-- EXERCISE AIM --
Show all lines holding the string "markersize".

[Figure dataset records]
☆ ☆ ☆ ☆ ☆

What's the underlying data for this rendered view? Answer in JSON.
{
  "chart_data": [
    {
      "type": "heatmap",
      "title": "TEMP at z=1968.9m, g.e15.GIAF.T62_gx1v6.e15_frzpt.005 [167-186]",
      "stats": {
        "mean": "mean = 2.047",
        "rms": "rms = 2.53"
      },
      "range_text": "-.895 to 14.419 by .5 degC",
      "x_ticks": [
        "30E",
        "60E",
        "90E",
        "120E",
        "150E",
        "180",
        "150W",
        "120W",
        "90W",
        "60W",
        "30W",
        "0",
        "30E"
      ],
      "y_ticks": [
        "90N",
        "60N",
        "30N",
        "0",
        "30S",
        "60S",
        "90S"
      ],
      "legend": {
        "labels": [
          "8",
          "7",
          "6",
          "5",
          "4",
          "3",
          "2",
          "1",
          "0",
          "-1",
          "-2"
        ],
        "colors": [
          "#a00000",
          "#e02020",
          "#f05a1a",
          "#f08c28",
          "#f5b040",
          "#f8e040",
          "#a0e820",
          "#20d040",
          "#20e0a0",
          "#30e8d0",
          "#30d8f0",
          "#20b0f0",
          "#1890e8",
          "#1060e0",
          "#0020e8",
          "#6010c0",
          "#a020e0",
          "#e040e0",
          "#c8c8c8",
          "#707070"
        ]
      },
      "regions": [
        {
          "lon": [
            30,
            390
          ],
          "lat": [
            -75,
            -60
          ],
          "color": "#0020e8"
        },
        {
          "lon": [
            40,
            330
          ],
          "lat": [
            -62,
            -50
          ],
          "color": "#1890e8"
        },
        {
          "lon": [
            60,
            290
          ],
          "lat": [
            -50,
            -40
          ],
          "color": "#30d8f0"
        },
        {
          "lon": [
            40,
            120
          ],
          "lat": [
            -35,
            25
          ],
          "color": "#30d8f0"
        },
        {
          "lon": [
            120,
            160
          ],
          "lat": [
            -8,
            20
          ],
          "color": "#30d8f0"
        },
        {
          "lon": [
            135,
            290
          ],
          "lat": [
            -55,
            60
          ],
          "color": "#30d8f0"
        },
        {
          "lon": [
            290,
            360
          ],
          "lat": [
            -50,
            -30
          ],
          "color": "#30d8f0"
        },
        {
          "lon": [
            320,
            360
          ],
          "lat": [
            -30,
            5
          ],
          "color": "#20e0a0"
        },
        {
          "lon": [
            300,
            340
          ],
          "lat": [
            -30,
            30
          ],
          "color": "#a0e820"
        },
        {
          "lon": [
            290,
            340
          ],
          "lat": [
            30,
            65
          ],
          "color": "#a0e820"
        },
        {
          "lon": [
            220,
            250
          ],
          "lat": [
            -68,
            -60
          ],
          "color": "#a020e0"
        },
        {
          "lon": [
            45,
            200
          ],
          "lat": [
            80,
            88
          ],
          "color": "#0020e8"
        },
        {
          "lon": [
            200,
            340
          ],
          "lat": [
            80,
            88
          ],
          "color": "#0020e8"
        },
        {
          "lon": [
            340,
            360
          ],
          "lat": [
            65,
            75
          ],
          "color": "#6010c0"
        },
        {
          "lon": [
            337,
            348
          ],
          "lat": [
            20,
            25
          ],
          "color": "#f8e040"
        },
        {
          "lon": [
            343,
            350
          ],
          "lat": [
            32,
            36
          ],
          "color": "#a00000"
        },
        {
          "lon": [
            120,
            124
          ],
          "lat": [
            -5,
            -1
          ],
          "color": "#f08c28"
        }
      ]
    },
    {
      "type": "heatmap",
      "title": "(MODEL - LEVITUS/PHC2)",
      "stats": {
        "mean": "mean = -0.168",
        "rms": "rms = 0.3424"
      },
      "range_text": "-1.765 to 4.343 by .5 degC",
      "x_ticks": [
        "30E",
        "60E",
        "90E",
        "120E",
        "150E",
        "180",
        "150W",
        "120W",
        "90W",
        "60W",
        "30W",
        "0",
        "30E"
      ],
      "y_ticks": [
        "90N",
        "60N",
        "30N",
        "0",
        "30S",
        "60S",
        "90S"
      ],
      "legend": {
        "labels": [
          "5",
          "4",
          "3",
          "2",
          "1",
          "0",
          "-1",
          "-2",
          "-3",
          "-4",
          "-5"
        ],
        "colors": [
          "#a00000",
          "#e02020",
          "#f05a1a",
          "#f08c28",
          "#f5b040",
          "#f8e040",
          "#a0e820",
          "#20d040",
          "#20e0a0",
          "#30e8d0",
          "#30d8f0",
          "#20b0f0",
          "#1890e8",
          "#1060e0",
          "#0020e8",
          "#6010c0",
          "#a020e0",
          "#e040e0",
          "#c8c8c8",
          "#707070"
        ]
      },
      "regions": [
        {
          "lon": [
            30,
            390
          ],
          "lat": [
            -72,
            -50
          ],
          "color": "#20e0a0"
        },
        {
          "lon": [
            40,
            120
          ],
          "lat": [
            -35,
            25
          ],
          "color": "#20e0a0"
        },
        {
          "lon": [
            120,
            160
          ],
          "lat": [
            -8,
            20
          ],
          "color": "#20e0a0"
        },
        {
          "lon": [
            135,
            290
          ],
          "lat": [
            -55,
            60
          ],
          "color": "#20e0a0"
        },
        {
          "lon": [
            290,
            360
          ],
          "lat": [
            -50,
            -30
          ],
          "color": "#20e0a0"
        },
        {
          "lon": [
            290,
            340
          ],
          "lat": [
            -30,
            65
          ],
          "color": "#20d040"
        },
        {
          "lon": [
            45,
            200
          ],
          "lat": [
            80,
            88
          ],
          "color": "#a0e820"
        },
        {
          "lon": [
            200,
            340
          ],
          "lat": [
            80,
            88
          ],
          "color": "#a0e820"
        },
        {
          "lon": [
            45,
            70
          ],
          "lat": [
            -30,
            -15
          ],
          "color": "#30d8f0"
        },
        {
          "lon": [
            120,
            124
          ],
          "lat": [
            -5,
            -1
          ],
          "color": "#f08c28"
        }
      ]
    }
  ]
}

☆ ☆ ☆ ☆ ☆

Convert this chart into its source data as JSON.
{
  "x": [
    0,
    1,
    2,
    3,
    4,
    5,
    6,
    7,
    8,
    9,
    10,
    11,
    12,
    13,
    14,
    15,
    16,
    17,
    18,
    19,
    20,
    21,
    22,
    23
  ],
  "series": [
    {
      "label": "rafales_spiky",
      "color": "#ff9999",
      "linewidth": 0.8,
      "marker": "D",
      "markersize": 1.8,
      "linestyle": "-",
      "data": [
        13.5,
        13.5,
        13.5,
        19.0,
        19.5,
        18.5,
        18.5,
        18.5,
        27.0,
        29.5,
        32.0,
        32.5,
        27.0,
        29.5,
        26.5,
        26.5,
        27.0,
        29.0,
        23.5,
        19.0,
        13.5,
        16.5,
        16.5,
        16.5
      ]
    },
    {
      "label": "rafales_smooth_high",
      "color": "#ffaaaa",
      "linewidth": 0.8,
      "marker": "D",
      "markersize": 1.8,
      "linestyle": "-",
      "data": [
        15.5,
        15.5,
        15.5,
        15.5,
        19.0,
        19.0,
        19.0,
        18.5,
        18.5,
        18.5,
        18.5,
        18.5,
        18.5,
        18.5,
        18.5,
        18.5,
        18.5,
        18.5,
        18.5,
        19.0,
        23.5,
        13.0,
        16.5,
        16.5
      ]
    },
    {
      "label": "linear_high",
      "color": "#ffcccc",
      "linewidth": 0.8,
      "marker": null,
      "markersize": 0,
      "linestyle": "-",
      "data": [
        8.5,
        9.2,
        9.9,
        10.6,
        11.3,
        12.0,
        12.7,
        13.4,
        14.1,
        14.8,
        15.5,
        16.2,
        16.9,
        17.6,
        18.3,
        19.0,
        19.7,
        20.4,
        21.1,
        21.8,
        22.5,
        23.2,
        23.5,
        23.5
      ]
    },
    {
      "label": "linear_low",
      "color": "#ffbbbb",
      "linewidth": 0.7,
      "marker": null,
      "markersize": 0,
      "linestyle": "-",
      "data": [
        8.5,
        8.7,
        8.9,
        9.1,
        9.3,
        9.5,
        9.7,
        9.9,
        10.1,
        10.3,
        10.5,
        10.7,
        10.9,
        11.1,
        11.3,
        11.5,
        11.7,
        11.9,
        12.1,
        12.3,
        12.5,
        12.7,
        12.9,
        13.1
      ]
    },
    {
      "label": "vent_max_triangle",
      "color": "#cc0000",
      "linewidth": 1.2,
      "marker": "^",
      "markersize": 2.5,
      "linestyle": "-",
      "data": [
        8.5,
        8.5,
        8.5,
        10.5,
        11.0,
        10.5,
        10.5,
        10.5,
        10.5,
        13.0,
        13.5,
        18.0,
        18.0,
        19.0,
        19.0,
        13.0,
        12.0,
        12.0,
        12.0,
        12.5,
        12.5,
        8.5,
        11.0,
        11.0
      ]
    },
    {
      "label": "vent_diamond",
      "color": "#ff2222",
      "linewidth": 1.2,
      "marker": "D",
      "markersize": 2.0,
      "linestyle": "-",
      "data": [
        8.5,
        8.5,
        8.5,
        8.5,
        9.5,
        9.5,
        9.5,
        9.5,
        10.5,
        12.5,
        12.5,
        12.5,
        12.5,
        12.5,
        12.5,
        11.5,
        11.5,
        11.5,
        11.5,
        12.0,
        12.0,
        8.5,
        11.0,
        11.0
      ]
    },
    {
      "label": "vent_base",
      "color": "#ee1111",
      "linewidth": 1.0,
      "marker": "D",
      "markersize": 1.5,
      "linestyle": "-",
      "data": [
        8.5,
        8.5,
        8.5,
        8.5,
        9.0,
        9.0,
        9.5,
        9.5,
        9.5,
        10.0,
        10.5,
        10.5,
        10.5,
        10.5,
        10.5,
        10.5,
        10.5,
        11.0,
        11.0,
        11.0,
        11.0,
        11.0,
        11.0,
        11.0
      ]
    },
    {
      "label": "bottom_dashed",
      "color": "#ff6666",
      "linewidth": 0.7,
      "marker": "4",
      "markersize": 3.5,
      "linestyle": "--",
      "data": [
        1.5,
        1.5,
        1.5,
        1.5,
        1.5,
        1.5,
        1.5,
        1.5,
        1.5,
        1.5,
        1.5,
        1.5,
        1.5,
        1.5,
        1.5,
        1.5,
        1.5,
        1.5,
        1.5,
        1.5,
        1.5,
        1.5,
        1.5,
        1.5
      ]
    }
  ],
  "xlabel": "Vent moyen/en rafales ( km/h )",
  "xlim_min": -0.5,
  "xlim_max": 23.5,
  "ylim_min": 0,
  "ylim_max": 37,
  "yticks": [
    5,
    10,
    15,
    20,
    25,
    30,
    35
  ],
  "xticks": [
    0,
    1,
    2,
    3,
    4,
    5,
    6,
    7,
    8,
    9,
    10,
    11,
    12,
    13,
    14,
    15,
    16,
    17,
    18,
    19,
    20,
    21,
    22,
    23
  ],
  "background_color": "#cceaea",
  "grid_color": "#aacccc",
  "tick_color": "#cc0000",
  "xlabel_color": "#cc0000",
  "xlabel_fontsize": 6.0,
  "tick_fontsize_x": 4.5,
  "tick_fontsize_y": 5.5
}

☆ ☆ ☆ ☆ ☆

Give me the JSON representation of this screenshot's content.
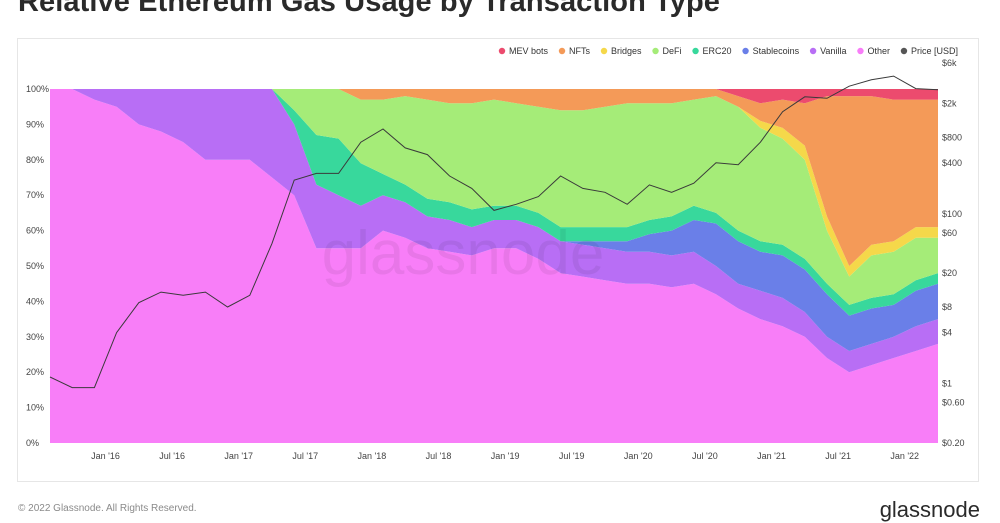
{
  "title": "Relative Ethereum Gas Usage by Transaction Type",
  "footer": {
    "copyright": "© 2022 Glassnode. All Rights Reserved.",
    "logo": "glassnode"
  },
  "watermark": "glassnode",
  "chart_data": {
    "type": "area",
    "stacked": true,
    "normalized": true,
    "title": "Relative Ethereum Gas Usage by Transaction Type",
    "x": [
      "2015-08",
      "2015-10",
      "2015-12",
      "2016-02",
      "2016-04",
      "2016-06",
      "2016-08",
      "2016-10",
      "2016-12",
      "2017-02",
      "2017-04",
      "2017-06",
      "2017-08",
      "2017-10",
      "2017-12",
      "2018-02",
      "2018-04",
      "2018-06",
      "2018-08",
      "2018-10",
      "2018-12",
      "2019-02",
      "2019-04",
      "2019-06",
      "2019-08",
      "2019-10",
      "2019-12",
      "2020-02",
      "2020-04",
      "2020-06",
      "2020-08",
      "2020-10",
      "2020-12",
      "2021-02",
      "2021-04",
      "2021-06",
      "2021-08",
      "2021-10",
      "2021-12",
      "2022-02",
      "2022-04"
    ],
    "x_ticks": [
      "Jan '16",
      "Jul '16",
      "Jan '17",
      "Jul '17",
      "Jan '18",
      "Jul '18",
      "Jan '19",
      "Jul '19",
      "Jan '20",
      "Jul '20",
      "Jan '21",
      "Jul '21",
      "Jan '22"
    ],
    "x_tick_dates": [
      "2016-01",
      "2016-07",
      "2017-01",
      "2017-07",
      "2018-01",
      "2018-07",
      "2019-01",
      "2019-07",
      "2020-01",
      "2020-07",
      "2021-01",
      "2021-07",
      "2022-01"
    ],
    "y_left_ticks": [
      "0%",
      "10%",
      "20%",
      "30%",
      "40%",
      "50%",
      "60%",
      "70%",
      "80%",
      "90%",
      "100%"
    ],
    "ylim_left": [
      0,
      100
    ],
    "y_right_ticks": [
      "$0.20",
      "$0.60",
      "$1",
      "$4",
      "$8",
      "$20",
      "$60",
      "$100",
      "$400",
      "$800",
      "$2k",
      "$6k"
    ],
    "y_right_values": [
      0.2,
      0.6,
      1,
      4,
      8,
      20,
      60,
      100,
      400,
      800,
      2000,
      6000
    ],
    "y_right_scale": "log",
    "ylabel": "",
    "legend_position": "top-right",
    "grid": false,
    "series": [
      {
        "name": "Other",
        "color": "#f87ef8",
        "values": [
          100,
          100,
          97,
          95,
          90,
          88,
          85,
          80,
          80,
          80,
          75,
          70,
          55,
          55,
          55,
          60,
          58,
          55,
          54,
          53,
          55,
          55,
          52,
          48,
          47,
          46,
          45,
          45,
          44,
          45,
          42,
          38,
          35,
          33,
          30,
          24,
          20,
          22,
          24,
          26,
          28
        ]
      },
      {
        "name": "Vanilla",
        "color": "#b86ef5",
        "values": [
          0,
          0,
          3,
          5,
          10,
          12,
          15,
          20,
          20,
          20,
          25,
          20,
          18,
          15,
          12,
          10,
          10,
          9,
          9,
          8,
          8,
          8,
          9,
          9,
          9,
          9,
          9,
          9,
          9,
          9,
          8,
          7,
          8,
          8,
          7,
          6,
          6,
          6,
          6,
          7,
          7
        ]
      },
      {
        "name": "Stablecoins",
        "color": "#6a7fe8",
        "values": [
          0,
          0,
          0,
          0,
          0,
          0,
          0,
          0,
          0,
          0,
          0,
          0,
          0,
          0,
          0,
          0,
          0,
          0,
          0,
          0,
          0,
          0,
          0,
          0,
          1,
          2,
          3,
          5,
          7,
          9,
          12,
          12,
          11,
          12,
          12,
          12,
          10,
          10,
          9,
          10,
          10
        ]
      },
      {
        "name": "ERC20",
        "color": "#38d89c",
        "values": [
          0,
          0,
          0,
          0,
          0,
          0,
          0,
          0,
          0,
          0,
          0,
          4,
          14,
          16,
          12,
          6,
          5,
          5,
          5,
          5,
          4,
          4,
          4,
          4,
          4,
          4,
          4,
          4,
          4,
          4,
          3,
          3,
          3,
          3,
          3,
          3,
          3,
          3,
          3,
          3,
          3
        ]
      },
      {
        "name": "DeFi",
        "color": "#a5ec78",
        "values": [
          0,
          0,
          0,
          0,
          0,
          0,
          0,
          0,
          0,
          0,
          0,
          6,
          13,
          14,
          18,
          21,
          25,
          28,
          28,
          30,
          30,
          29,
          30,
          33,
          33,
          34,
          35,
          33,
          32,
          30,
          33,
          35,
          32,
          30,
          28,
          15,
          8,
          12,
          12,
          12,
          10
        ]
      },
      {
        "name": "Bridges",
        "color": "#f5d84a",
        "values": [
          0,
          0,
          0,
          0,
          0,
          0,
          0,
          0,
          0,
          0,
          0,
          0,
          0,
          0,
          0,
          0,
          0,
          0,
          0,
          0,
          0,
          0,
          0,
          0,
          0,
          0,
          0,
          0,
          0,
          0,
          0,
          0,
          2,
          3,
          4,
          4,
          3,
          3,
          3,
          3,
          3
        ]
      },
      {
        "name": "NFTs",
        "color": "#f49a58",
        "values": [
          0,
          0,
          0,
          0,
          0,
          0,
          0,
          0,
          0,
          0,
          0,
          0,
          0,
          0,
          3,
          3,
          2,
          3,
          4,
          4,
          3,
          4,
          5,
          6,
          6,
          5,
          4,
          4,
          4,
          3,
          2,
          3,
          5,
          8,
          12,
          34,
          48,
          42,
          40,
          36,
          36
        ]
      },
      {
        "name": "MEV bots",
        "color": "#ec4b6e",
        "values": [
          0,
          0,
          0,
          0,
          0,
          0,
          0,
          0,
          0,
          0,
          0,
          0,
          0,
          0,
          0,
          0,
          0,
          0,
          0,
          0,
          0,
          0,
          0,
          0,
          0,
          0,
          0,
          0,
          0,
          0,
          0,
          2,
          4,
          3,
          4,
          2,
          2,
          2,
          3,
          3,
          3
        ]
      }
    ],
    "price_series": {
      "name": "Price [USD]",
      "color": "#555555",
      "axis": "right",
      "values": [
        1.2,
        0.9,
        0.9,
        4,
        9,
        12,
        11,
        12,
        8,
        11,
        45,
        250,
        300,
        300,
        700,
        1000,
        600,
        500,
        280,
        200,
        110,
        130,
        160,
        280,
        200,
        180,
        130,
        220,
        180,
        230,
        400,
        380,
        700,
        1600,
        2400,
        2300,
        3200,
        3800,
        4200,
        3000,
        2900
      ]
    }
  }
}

☆ ☆ ☆ ☆ ☆

-- CORRECT ANSWER --
      "markersize": 1.8,
      "markersize": 1.8,
      "markersize": 0,
      "markersize": 0,
      "markersize": 2.5,
      "markersize": 2.0,
      "markersize": 1.5,
      "markersize": 3.5,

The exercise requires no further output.